↓

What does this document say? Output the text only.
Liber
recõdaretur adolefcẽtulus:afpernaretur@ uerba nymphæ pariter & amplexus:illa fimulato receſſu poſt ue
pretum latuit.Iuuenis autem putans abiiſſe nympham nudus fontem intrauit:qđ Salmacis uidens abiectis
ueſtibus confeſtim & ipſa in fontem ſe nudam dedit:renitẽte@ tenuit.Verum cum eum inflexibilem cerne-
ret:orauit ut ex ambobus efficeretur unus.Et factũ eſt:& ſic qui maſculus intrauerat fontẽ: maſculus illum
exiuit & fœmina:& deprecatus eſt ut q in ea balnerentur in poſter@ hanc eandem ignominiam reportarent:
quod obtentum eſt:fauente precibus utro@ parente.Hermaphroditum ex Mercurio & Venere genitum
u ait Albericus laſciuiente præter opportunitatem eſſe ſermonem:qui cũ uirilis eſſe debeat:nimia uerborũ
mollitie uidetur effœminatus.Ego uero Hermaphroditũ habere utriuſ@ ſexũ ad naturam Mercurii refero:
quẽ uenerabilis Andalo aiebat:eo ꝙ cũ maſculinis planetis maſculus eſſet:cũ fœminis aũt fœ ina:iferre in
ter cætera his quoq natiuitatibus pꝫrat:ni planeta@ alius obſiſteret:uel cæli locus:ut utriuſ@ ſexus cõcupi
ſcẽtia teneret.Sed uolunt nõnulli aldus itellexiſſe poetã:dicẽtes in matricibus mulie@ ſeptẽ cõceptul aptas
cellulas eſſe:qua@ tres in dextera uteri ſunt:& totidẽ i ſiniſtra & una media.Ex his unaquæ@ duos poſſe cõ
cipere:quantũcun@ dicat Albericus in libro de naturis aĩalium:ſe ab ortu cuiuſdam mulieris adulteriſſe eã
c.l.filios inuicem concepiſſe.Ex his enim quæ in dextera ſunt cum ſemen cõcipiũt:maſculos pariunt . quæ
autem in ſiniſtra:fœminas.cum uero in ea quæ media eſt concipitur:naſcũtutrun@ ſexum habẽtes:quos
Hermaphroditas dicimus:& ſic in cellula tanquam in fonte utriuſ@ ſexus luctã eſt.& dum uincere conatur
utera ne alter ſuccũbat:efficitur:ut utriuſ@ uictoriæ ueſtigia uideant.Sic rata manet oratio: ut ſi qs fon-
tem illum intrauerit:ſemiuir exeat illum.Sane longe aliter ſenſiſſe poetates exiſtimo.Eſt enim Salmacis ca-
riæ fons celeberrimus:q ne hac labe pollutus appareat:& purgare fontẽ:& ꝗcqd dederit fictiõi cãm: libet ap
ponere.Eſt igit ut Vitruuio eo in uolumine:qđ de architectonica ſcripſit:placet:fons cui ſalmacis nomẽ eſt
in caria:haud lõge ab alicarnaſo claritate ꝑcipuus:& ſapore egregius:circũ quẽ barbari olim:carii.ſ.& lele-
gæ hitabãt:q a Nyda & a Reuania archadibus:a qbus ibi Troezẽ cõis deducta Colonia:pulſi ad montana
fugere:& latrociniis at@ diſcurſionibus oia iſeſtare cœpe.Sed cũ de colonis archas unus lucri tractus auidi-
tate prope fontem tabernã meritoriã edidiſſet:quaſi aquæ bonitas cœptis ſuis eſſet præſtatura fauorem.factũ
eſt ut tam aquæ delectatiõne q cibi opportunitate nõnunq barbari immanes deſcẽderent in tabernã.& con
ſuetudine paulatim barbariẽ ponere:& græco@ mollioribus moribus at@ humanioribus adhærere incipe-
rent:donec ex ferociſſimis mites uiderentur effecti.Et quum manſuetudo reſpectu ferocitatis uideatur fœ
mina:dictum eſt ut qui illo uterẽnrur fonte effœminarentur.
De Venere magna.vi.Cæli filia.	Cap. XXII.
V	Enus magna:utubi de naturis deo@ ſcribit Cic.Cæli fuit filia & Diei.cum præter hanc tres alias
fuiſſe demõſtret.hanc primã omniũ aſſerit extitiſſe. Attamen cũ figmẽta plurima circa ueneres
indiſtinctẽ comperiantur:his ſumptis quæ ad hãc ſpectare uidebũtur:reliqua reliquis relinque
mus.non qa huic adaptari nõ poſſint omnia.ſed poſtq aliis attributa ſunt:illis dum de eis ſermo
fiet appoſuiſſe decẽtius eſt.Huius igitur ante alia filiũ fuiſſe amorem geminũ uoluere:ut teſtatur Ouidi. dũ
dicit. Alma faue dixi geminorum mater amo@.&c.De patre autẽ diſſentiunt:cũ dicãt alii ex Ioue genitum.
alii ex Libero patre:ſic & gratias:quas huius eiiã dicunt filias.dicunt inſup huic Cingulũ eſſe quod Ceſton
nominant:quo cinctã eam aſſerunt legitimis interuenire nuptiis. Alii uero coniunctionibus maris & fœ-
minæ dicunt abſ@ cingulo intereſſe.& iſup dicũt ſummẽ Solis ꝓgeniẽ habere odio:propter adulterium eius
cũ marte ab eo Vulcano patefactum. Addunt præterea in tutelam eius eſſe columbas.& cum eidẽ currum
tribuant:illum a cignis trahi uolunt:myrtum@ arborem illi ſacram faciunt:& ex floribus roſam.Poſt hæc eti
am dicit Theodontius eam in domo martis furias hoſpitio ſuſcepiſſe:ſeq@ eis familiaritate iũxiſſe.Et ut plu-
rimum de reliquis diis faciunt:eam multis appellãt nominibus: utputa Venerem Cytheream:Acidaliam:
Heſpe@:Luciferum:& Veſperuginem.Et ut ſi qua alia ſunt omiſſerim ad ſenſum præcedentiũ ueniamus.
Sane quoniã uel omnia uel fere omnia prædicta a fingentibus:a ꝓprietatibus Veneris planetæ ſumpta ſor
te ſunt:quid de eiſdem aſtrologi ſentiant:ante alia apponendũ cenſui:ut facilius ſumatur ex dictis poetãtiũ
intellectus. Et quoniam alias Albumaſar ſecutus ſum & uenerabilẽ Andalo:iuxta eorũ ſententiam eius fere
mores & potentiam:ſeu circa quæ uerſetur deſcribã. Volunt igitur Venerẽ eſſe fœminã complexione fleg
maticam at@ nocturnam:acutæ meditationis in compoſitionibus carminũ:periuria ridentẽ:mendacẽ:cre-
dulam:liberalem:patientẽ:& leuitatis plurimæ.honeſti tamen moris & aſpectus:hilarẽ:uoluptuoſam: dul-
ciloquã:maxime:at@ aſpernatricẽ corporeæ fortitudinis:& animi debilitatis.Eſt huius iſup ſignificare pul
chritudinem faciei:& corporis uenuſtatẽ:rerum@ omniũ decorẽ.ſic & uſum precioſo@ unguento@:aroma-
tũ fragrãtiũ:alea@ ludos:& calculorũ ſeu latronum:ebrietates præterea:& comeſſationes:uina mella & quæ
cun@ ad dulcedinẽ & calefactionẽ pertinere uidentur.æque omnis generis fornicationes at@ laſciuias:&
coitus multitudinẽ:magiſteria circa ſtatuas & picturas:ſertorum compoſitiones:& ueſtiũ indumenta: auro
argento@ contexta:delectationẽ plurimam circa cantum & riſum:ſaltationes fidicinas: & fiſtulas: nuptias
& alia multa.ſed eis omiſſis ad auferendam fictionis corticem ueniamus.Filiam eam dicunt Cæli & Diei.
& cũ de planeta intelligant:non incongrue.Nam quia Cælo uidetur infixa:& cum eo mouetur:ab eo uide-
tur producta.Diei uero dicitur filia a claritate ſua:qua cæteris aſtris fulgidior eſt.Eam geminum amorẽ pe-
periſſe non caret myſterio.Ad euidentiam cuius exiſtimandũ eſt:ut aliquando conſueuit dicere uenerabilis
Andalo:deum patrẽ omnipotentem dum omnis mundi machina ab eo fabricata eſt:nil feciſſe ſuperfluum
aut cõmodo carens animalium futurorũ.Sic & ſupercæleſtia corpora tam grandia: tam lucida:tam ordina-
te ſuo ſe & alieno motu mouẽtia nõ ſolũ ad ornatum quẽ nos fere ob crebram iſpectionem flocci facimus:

↑

#### What you need to do:
Copy all lines from the material that hold "faciunt".

#### Full solution:
tribuant:illum a cignis trahi uolunt:myrtum@ arborem illi ſacram faciunt:& ex floribus roſam.Poſt hæc eti
rimum de reliquis diis faciunt:eam multis appellãt nominibus: utputa Venerem Cytheream:Acidaliam:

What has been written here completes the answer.